Dataset items:

##############################

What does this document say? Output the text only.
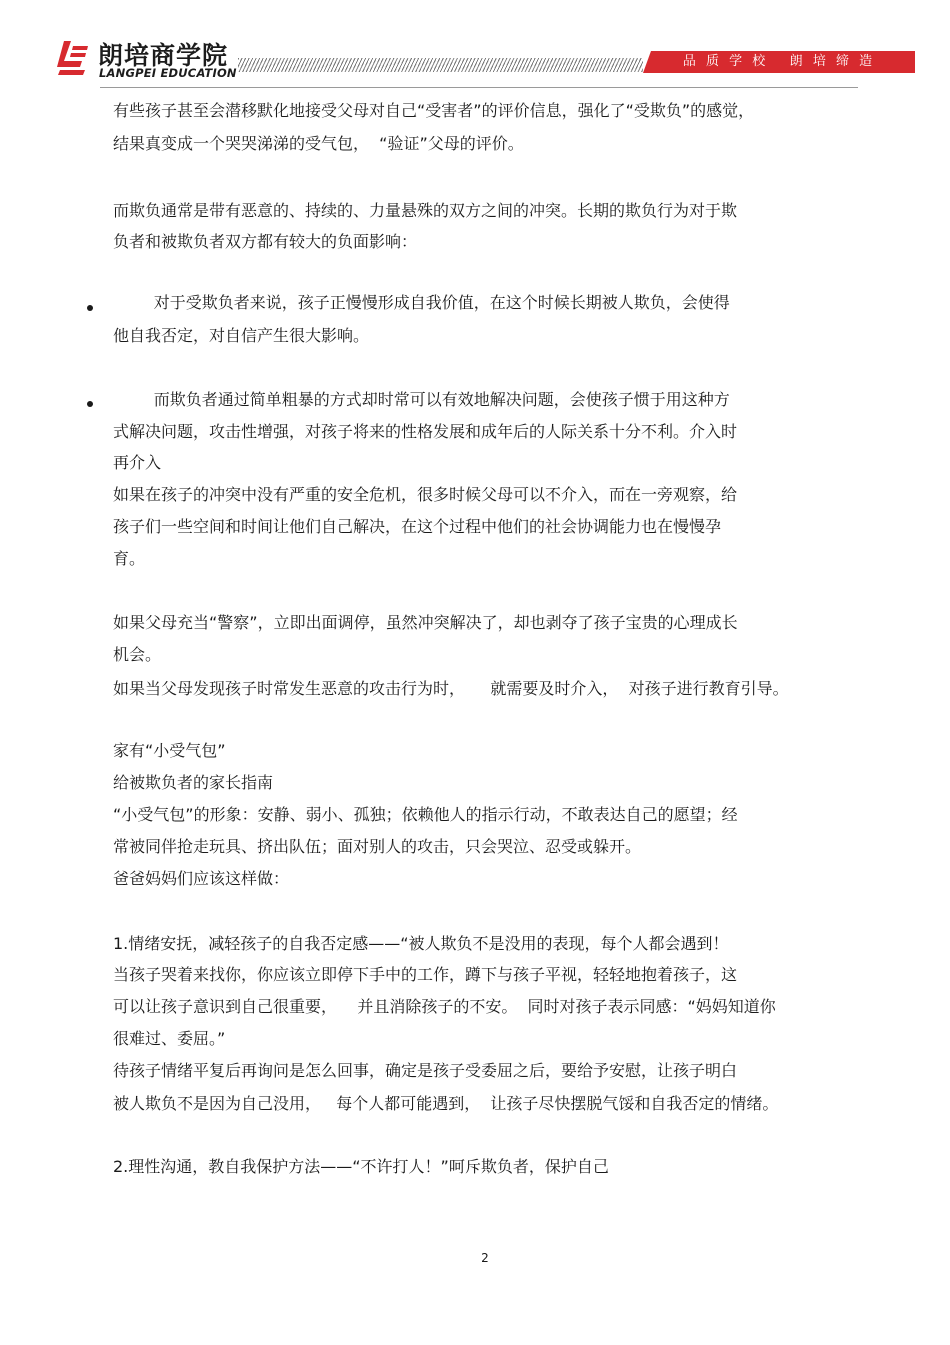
朗培商学院
LANGPEI EDUCATION
品 质 学 校   朗 培 缔 造
有些孩子甚至会潜移默化地接受父母对自己“受害者”的评价信息，强化了“受欺负”的感觉，
结果真变成一个哭哭涕涕的受气包，  “验证”父母的评价。
而欺负通常是带有恶意的、持续的、力量悬殊的双方之间的冲突。长期的欺负行为对于欺
负者和被欺负者双方都有较大的负面影响：
对于受欺负者来说，孩子正慢慢形成自我价值，在这个时候长期被人欺负，会使得
他自我否定，对自信产生很大影响。
而欺负者通过简单粗暴的方式却时常可以有效地解决问题，会使孩子惯于用这种方
式解决问题，攻击性增强，对孩子将来的性格发展和成年后的人际关系十分不利。介入时
再介入
如果在孩子的冲突中没有严重的安全危机，很多时候父母可以不介入，而在一旁观察，给
孩子们一些空间和时间让他们自己解决，在这个过程中他们的社会协调能力也在慢慢孕
育。
如果父母充当“警察”，立即出面调停，虽然冲突解决了，却也剥夺了孩子宝贵的心理成长
机会。
如果当父母发现孩子时常发生恶意的攻击行为时，     就需要及时介入，  对孩子进行教育引导。
家有“小受气包”
给被欺负者的家长指南
“小受气包”的形象：安静、弱小、孤独；依赖他人的指示行动，不敢表达自己的愿望；经
常被同伴抢走玩具、挤出队伍；面对别人的攻击，只会哭泣、忍受或躲开。
爸爸妈妈们应该这样做：
1.情绪安抚，减轻孩子的自我否定感——“被人欺负不是没用的表现，每个人都会遇到！
当孩子哭着来找你，你应该立即停下手中的工作，蹲下与孩子平视，轻轻地抱着孩子，这
可以让孩子意识到自己很重要，    并且消除孩子的不安。  同时对孩子表示同感：“妈妈知道你
很难过、委屈。”
待孩子情绪平复后再询问是怎么回事，确定是孩子受委屈之后，要给予安慰，让孩子明白
被人欺负不是因为自己没用，   每个人都可能遇到，  让孩子尽快摆脱气馁和自我否定的情绪。
2.理性沟通，教自我保护方法——“不许打人！”呵斥欺负者，保护自己
2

##############################

- **Objective**:
Take the listing above and restate it word for word, without its pictures.

- **Solved problem**:
What does this document say? Output the text only.
朗培商学院
LANGPEI EDUCATION
品 质 学 校   朗 培 缔 造
有些孩子甚至会潜移默化地接受父母对自己“受害者”的评价信息，强化了“受欺负”的感觉，
结果真变成一个哭哭涕涕的受气包，  “验证”父母的评价。
而欺负通常是带有恶意的、持续的、力量悬殊的双方之间的冲突。长期的欺负行为对于欺
负者和被欺负者双方都有较大的负面影响：
对于受欺负者来说，孩子正慢慢形成自我价值，在这个时候长期被人欺负，会使得
他自我否定，对自信产生很大影响。
而欺负者通过简单粗暴的方式却时常可以有效地解决问题，会使孩子惯于用这种方
式解决问题，攻击性增强，对孩子将来的性格发展和成年后的人际关系十分不利。介入时
再介入
如果在孩子的冲突中没有严重的安全危机，很多时候父母可以不介入，而在一旁观察，给
孩子们一些空间和时间让他们自己解决，在这个过程中他们的社会协调能力也在慢慢孕
育。
如果父母充当“警察”，立即出面调停，虽然冲突解决了，却也剥夺了孩子宝贵的心理成长
机会。
如果当父母发现孩子时常发生恶意的攻击行为时，     就需要及时介入，  对孩子进行教育引导。
家有“小受气包”
给被欺负者的家长指南
“小受气包”的形象：安静、弱小、孤独；依赖他人的指示行动，不敢表达自己的愿望；经
常被同伴抢走玩具、挤出队伍；面对别人的攻击，只会哭泣、忍受或躲开。
爸爸妈妈们应该这样做：
1.情绪安抚，减轻孩子的自我否定感——“被人欺负不是没用的表现，每个人都会遇到！
当孩子哭着来找你，你应该立即停下手中的工作，蹲下与孩子平视，轻轻地抱着孩子，这
可以让孩子意识到自己很重要，    并且消除孩子的不安。  同时对孩子表示同感：“妈妈知道你
很难过、委屈。”
待孩子情绪平复后再询问是怎么回事，确定是孩子受委屈之后，要给予安慰，让孩子明白
被人欺负不是因为自己没用，   每个人都可能遇到，  让孩子尽快摆脱气馁和自我否定的情绪。
2.理性沟通，教自我保护方法——“不许打人！”呵斥欺负者，保护自己
2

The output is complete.